Description of the task:
Below is a listing; reproduce each line of it exactly.

START Record set

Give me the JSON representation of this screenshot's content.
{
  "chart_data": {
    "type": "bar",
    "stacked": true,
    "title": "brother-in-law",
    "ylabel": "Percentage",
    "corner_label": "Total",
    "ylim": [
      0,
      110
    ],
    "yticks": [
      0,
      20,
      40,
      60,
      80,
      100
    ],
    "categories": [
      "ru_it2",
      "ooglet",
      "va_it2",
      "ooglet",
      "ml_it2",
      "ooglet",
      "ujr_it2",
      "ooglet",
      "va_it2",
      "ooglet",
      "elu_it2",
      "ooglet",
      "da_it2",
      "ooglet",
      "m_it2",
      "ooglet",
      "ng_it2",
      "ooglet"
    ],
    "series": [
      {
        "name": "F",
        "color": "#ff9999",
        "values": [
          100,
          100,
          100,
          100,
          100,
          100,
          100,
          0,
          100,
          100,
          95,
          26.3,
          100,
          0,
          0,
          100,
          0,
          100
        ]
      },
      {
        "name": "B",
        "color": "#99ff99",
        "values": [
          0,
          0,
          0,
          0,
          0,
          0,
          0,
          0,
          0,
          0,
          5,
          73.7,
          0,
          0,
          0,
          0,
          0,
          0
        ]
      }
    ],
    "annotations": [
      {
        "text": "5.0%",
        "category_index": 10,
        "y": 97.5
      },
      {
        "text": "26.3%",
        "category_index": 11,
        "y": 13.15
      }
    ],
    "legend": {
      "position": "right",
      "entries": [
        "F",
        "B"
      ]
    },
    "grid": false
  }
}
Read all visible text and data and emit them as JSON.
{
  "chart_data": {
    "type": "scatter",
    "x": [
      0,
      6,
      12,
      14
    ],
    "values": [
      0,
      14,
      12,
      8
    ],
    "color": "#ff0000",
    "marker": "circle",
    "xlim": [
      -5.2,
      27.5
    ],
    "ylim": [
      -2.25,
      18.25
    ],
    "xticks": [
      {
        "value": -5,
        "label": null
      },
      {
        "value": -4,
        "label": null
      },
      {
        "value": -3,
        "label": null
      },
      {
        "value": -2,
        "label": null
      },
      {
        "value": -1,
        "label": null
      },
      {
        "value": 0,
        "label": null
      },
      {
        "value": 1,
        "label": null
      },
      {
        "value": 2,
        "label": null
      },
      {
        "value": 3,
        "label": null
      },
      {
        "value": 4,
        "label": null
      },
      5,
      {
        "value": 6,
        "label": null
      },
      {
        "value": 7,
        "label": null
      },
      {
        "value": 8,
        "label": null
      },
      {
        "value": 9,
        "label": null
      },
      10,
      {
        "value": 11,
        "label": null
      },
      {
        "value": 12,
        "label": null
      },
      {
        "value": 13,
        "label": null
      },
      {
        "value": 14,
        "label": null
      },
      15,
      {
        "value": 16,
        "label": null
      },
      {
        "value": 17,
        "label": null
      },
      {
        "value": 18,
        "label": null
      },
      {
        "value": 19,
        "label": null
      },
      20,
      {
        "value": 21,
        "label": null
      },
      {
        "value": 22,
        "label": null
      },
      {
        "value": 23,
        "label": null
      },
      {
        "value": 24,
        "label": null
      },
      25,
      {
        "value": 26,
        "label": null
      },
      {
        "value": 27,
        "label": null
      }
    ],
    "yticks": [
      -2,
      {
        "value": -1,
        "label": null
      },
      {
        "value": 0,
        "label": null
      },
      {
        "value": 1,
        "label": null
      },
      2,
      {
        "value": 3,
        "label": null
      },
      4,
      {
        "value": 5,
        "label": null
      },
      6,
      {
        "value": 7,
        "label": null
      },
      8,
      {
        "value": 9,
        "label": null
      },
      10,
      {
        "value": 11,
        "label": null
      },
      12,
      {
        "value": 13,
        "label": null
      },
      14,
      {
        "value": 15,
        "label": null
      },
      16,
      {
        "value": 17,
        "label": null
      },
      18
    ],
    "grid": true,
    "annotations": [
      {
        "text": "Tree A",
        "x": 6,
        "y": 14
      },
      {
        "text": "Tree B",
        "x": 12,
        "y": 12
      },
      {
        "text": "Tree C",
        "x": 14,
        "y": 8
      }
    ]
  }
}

END Record set

Response for this exercise:
Give me the JSON representation of this screenshot's content.
{
  "chart_data": {
    "type": "bar",
    "stacked": true,
    "title": "brother-in-law",
    "ylabel": "Percentage",
    "corner_label": "Total",
    "ylim": [
      0,
      110
    ],
    "yticks": [
      0,
      20,
      40,
      60,
      80,
      100
    ],
    "categories": [
      "ru_it2",
      "ooglet",
      "va_it2",
      "ooglet",
      "ml_it2",
      "ooglet",
      "ujr_it2",
      "ooglet",
      "va_it2",
      "ooglet",
      "elu_it2",
      "ooglet",
      "da_it2",
      "ooglet",
      "m_it2",
      "ooglet",
      "ng_it2",
      "ooglet"
    ],
    "series": [
      {
        "name": "F",
        "color": "#ff9999",
        "values": [
          100,
          100,
          100,
          100,
          100,
          100,
          100,
          0,
          100,
          100,
          95,
          26.3,
          100,
          0,
          0,
          100,
          0,
          100
        ]
      },
      {
        "name": "B",
        "color": "#99ff99",
        "values": [
          0,
          0,
          0,
          0,
          0,
          0,
          0,
          0,
          0,
          0,
          5,
          73.7,
          0,
          0,
          0,
          0,
          0,
          0
        ]
      }
    ],
    "annotations": [
      {
        "text": "5.0%",
        "category_index": 10,
        "y": 97.5
      },
      {
        "text": "26.3%",
        "category_index": 11,
        "y": 13.15
      }
    ],
    "legend": {
      "position": "right",
      "entries": [
        "F",
        "B"
      ]
    },
    "grid": false
  }
}
Read all visible text and data and emit them as JSON.
{
  "chart_data": {
    "type": "scatter",
    "x": [
      0,
      6,
      12,
      14
    ],
    "values": [
      0,
      14,
      12,
      8
    ],
    "color": "#ff0000",
    "marker": "circle",
    "xlim": [
      -5.2,
      27.5
    ],
    "ylim": [
      -2.25,
      18.25
    ],
    "xticks": [
      {
        "value": -5,
        "label": null
      },
      {
        "value": -4,
        "label": null
      },
      {
        "value": -3,
        "label": null
      },
      {
        "value": -2,
        "label": null
      },
      {
        "value": -1,
        "label": null
      },
      {
        "value": 0,
        "label": null
      },
      {
        "value": 1,
        "label": null
      },
      {
        "value": 2,
        "label": null
      },
      {
        "value": 3,
        "label": null
      },
      {
        "value": 4,
        "label": null
      },
      5,
      {
        "value": 6,
        "label": null
      },
      {
        "value": 7,
        "label": null
      },
      {
        "value": 8,
        "label": null
      },
      {
        "value": 9,
        "label": null
      },
      10,
      {
        "value": 11,
        "label": null
      },
      {
        "value": 12,
        "label": null
      },
      {
        "value": 13,
        "label": null
      },
      {
        "value": 14,
        "label": null
      },
      15,
      {
        "value": 16,
        "label": null
      },
      {
        "value": 17,
        "label": null
      },
      {
        "value": 18,
        "label": null
      },
      {
        "value": 19,
        "label": null
      },
      20,
      {
        "value": 21,
        "label": null
      },
      {
        "value": 22,
        "label": null
      },
      {
        "value": 23,
        "label": null
      },
      {
        "value": 24,
        "label": null
      },
      25,
      {
        "value": 26,
        "label": null
      },
      {
        "value": 27,
        "label": null
      }
    ],
    "yticks": [
      -2,
      {
        "value": -1,
        "label": null
      },
      {
        "value": 0,
        "label": null
      },
      {
        "value": 1,
        "label": null
      },
      2,
      {
        "value": 3,
        "label": null
      },
      4,
      {
        "value": 5,
        "label": null
      },
      6,
      {
        "value": 7,
        "label": null
      },
      8,
      {
        "value": 9,
        "label": null
      },
      10,
      {
        "value": 11,
        "label": null
      },
      12,
      {
        "value": 13,
        "label": null
      },
      14,
      {
        "value": 15,
        "label": null
      },
      16,
      {
        "value": 17,
        "label": null
      },
      18
    ],
    "grid": true,
    "annotations": [
      {
        "text": "Tree A",
        "x": 6,
        "y": 14
      },
      {
        "text": "Tree B",
        "x": 12,
        "y": 12
      },
      {
        "text": "Tree C",
        "x": 14,
        "y": 8
      }
    ]
  }
}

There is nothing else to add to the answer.